[Exercise]:
From the entries below, gather every line containing the string "Coagulants".

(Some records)
******
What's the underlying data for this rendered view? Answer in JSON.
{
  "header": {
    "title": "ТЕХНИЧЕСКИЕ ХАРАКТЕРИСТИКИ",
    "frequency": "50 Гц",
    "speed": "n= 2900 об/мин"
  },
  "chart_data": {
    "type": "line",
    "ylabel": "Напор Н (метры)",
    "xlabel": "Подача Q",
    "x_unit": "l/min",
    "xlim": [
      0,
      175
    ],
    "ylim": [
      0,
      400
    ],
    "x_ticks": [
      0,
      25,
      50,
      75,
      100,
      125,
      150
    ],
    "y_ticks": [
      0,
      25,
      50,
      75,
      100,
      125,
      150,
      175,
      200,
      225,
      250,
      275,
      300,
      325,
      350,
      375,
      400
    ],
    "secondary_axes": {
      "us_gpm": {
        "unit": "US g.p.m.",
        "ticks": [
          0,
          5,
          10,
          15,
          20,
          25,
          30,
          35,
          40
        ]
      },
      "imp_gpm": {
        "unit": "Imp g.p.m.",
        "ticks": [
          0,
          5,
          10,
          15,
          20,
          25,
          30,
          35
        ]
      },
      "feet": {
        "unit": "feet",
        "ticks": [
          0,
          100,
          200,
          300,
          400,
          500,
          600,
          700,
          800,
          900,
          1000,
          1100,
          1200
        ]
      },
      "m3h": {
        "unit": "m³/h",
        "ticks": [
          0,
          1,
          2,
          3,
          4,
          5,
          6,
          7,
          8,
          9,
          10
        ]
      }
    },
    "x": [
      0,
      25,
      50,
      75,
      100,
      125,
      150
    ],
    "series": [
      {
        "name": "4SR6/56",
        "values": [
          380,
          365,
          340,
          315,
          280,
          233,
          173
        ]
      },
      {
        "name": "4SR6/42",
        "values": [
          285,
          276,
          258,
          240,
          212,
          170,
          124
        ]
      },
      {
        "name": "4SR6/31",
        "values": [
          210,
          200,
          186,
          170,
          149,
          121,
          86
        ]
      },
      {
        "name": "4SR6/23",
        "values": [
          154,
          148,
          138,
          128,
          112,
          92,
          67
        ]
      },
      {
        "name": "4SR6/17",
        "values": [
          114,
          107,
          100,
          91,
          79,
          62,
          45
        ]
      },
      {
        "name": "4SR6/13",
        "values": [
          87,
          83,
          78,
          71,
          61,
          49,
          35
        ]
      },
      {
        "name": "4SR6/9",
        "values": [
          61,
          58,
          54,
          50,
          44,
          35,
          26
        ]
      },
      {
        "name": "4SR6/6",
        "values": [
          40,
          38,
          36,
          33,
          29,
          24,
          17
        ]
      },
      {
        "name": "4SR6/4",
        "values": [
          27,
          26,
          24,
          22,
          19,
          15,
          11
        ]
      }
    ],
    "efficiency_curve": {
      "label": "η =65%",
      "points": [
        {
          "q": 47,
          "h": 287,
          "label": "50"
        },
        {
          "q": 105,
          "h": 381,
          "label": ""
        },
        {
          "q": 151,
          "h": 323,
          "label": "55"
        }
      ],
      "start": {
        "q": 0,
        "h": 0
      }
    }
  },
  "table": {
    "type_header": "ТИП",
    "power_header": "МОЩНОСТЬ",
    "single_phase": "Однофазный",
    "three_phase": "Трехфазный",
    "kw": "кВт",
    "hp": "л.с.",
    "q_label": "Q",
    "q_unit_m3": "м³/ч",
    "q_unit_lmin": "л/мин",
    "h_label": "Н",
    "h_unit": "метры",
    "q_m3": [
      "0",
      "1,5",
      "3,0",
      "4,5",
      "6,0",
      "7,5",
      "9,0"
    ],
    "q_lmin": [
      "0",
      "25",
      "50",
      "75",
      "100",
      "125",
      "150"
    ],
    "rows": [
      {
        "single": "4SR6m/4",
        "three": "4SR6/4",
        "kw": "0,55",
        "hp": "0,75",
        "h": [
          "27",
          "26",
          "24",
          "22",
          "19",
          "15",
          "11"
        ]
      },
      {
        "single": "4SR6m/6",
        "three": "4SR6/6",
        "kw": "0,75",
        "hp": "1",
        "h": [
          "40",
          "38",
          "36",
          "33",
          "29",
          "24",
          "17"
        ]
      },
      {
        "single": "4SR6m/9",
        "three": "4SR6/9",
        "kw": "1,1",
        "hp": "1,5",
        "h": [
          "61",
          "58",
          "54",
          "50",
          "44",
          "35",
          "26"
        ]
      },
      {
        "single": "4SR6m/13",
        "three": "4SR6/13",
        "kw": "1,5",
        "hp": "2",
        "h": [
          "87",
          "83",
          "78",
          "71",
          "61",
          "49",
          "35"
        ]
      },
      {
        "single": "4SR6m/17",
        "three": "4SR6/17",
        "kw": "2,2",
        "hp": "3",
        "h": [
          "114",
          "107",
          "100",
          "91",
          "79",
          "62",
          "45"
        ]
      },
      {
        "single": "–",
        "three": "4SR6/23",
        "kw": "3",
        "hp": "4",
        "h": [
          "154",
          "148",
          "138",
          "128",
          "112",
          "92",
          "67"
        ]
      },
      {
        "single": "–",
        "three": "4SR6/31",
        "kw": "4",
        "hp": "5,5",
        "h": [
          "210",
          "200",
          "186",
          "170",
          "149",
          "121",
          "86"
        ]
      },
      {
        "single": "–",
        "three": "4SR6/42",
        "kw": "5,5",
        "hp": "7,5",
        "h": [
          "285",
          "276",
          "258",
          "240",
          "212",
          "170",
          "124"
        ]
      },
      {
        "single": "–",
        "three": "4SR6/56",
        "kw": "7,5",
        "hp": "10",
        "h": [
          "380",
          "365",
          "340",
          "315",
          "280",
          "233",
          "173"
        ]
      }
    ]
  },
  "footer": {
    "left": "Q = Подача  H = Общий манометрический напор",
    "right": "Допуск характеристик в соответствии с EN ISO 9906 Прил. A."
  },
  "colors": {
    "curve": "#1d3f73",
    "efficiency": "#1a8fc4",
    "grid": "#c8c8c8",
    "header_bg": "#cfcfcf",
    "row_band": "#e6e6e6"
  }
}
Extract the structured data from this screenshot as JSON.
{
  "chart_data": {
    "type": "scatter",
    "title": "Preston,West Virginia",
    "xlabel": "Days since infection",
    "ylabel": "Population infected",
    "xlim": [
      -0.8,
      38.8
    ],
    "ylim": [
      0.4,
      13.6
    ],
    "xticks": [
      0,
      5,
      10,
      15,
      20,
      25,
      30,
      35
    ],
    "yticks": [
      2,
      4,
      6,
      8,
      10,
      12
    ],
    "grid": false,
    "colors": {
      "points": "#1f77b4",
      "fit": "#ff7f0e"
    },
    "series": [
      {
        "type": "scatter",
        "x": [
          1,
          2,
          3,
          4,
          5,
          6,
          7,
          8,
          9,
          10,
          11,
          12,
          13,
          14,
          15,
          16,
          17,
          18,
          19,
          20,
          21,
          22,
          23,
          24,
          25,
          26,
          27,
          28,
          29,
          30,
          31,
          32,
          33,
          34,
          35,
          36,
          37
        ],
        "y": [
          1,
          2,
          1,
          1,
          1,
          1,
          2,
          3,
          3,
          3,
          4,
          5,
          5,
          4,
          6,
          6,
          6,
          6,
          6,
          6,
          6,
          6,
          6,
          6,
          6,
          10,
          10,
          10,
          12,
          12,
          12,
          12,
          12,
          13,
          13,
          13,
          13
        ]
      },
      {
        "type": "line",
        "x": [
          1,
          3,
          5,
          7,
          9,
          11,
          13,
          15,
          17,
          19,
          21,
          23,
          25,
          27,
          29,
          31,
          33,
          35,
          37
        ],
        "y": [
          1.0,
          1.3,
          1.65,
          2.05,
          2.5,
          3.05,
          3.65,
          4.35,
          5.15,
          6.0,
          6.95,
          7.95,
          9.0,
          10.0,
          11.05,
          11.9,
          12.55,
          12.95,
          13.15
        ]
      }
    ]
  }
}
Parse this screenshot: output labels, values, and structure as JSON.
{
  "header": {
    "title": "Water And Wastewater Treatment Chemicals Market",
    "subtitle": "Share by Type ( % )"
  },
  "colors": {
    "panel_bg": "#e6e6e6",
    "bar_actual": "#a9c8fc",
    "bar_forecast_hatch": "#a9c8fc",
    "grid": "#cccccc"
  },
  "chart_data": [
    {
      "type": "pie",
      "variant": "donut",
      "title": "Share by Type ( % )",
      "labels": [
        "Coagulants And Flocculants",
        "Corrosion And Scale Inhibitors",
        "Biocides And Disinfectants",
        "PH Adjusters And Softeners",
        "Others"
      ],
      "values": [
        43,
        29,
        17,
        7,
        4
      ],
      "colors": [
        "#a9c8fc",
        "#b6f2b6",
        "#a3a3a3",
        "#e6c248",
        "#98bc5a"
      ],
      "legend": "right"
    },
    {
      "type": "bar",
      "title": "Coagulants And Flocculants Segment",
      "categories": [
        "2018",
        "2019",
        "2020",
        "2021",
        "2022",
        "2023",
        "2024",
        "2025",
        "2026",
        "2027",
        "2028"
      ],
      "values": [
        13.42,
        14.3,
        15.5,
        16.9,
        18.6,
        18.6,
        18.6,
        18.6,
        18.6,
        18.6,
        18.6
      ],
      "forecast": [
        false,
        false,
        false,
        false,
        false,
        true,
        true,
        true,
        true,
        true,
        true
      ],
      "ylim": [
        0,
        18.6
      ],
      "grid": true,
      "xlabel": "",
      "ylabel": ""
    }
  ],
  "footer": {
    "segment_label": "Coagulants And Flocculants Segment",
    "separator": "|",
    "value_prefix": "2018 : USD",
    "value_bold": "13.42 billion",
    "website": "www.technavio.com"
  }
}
******
[Response to this exercise]:
        "Coagulants And Flocculants",
      "title": "Coagulants And Flocculants Segment",
    "segment_label": "Coagulants And Flocculants Segment",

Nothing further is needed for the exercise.